DO THIS: Set down each line of the material that follows, exactly, with no pictures.
"""
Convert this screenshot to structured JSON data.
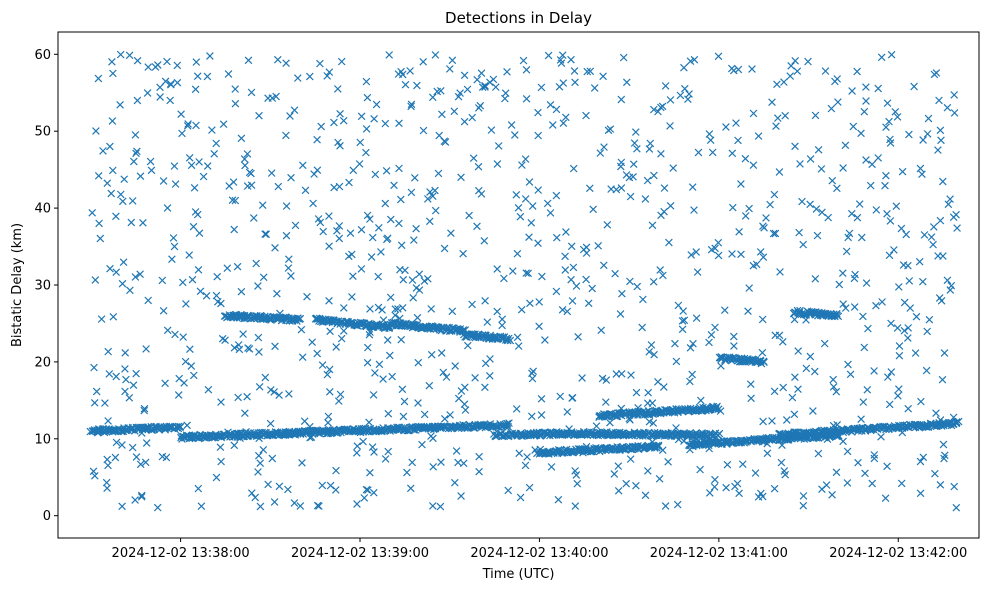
{
  "chart_data": {
    "type": "scatter",
    "title": "Detections in Delay",
    "xlabel": "Time (UTC)",
    "ylabel": "Bistatic Delay (km)",
    "x_axis_type": "datetime",
    "xlim": [
      "2024-12-02 13:37:19",
      "2024-12-02 13:42:27"
    ],
    "ylim": [
      -2.9,
      62.9
    ],
    "x_ticks": [
      "2024-12-02 13:38:00",
      "2024-12-02 13:39:00",
      "2024-12-02 13:40:00",
      "2024-12-02 13:41:00",
      "2024-12-02 13:42:00"
    ],
    "y_ticks": [
      0,
      10,
      20,
      30,
      40,
      50,
      60
    ],
    "grid": false,
    "legend": "none",
    "marker": "x",
    "color": "#1f77b4",
    "series": [
      {
        "tracks": [
          {
            "t0": "2024-12-02 13:37:30",
            "t1": "2024-12-02 13:38:00",
            "y0": 11.0,
            "y1": 11.5
          },
          {
            "t0": "2024-12-02 13:38:00",
            "t1": "2024-12-02 13:39:50",
            "y0": 10.2,
            "y1": 11.8
          },
          {
            "t0": "2024-12-02 13:39:45",
            "t1": "2024-12-02 13:40:10",
            "y0": 10.5,
            "y1": 10.7
          },
          {
            "t0": "2024-12-02 13:40:10",
            "t1": "2024-12-02 13:41:00",
            "y0": 10.7,
            "y1": 10.5
          },
          {
            "t0": "2024-12-02 13:40:00",
            "t1": "2024-12-02 13:40:40",
            "y0": 8.2,
            "y1": 9.0
          },
          {
            "t0": "2024-12-02 13:40:50",
            "t1": "2024-12-02 13:41:40",
            "y0": 9.2,
            "y1": 10.5
          },
          {
            "t0": "2024-12-02 13:41:20",
            "t1": "2024-12-02 13:42:20",
            "y0": 10.5,
            "y1": 12.0
          },
          {
            "t0": "2024-12-02 13:40:20",
            "t1": "2024-12-02 13:41:00",
            "y0": 13.0,
            "y1": 14.0
          },
          {
            "t0": "2024-12-02 13:38:45",
            "t1": "2024-12-02 13:39:10",
            "y0": 25.5,
            "y1": 24.5
          },
          {
            "t0": "2024-12-02 13:39:10",
            "t1": "2024-12-02 13:39:35",
            "y0": 25.0,
            "y1": 24.0
          },
          {
            "t0": "2024-12-02 13:39:35",
            "t1": "2024-12-02 13:39:50",
            "y0": 23.5,
            "y1": 23.0
          },
          {
            "t0": "2024-12-02 13:41:00",
            "t1": "2024-12-02 13:41:15",
            "y0": 20.5,
            "y1": 20.0
          },
          {
            "t0": "2024-12-02 13:38:15",
            "t1": "2024-12-02 13:38:40",
            "y0": 26.0,
            "y1": 25.5
          },
          {
            "t0": "2024-12-02 13:41:25",
            "t1": "2024-12-02 13:41:40",
            "y0": 26.5,
            "y1": 26.0
          }
        ],
        "scatter_density": "dense uniform noise, 0–60 km, 13:37:30–13:42:20"
      }
    ]
  }
}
"""
ANSWER TO THIS TASK:
Convert this screenshot to structured JSON data.
{
  "chart_data": {
    "type": "scatter",
    "title": "Detections in Delay",
    "xlabel": "Time (UTC)",
    "ylabel": "Bistatic Delay (km)",
    "x_axis_type": "datetime",
    "xlim": [
      "2024-12-02 13:37:19",
      "2024-12-02 13:42:27"
    ],
    "ylim": [
      -2.9,
      62.9
    ],
    "x_ticks": [
      "2024-12-02 13:38:00",
      "2024-12-02 13:39:00",
      "2024-12-02 13:40:00",
      "2024-12-02 13:41:00",
      "2024-12-02 13:42:00"
    ],
    "y_ticks": [
      0,
      10,
      20,
      30,
      40,
      50,
      60
    ],
    "grid": false,
    "legend": "none",
    "marker": "x",
    "color": "#1f77b4",
    "series": [
      {
        "tracks": [
          {
            "t0": "2024-12-02 13:37:30",
            "t1": "2024-12-02 13:38:00",
            "y0": 11.0,
            "y1": 11.5
          },
          {
            "t0": "2024-12-02 13:38:00",
            "t1": "2024-12-02 13:39:50",
            "y0": 10.2,
            "y1": 11.8
          },
          {
            "t0": "2024-12-02 13:39:45",
            "t1": "2024-12-02 13:40:10",
            "y0": 10.5,
            "y1": 10.7
          },
          {
            "t0": "2024-12-02 13:40:10",
            "t1": "2024-12-02 13:41:00",
            "y0": 10.7,
            "y1": 10.5
          },
          {
            "t0": "2024-12-02 13:40:00",
            "t1": "2024-12-02 13:40:40",
            "y0": 8.2,
            "y1": 9.0
          },
          {
            "t0": "2024-12-02 13:40:50",
            "t1": "2024-12-02 13:41:40",
            "y0": 9.2,
            "y1": 10.5
          },
          {
            "t0": "2024-12-02 13:41:20",
            "t1": "2024-12-02 13:42:20",
            "y0": 10.5,
            "y1": 12.0
          },
          {
            "t0": "2024-12-02 13:40:20",
            "t1": "2024-12-02 13:41:00",
            "y0": 13.0,
            "y1": 14.0
          },
          {
            "t0": "2024-12-02 13:38:45",
            "t1": "2024-12-02 13:39:10",
            "y0": 25.5,
            "y1": 24.5
          },
          {
            "t0": "2024-12-02 13:39:10",
            "t1": "2024-12-02 13:39:35",
            "y0": 25.0,
            "y1": 24.0
          },
          {
            "t0": "2024-12-02 13:39:35",
            "t1": "2024-12-02 13:39:50",
            "y0": 23.5,
            "y1": 23.0
          },
          {
            "t0": "2024-12-02 13:41:00",
            "t1": "2024-12-02 13:41:15",
            "y0": 20.5,
            "y1": 20.0
          },
          {
            "t0": "2024-12-02 13:38:15",
            "t1": "2024-12-02 13:38:40",
            "y0": 26.0,
            "y1": 25.5
          },
          {
            "t0": "2024-12-02 13:41:25",
            "t1": "2024-12-02 13:41:40",
            "y0": 26.5,
            "y1": 26.0
          }
        ],
        "scatter_density": "dense uniform noise, 0–60 km, 13:37:30–13:42:20"
      }
    ]
  }
}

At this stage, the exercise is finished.